-- Begin Data to use --

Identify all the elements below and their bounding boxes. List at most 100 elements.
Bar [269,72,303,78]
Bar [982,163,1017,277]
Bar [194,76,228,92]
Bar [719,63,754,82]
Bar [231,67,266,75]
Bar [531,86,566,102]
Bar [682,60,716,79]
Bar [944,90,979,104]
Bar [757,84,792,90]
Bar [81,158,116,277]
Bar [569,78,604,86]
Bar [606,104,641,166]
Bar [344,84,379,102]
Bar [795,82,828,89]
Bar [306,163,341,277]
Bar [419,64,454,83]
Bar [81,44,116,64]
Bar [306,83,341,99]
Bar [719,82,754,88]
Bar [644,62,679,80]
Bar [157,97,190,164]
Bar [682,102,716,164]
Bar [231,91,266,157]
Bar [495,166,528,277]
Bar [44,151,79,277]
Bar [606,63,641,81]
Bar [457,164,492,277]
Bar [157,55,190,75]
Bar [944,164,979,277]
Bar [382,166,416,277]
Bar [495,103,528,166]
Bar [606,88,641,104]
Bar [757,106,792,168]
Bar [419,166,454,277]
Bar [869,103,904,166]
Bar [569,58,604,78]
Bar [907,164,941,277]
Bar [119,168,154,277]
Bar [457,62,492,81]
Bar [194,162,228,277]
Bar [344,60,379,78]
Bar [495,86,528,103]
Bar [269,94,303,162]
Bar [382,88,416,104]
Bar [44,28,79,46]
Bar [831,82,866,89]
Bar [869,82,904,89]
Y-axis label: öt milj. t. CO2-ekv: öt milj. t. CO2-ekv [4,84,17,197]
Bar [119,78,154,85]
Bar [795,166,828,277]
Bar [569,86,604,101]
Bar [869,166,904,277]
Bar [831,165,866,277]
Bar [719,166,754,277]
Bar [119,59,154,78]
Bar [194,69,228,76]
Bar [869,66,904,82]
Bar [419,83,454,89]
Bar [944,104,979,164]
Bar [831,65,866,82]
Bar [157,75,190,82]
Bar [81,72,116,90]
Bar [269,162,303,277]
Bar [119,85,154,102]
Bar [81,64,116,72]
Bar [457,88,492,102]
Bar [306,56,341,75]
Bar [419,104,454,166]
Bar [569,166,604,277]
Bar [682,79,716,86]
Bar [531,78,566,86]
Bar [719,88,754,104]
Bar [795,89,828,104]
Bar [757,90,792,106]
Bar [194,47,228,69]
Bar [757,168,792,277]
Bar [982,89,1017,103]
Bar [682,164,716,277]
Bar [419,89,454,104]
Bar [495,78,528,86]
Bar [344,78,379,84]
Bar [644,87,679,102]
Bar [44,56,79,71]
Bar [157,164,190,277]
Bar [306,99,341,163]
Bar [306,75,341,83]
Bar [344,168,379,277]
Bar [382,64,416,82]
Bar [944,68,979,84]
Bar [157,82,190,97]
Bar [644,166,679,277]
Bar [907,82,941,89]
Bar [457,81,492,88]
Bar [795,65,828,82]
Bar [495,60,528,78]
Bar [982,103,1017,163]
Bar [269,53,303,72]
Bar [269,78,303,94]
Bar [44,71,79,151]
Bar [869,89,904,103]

-- End Data to use --

Find every line in the records above that contains the string "boxes", and copy each one in full.

== Complete output ==
Identify all the elements below and their bounding boxes. List at most 100 elements.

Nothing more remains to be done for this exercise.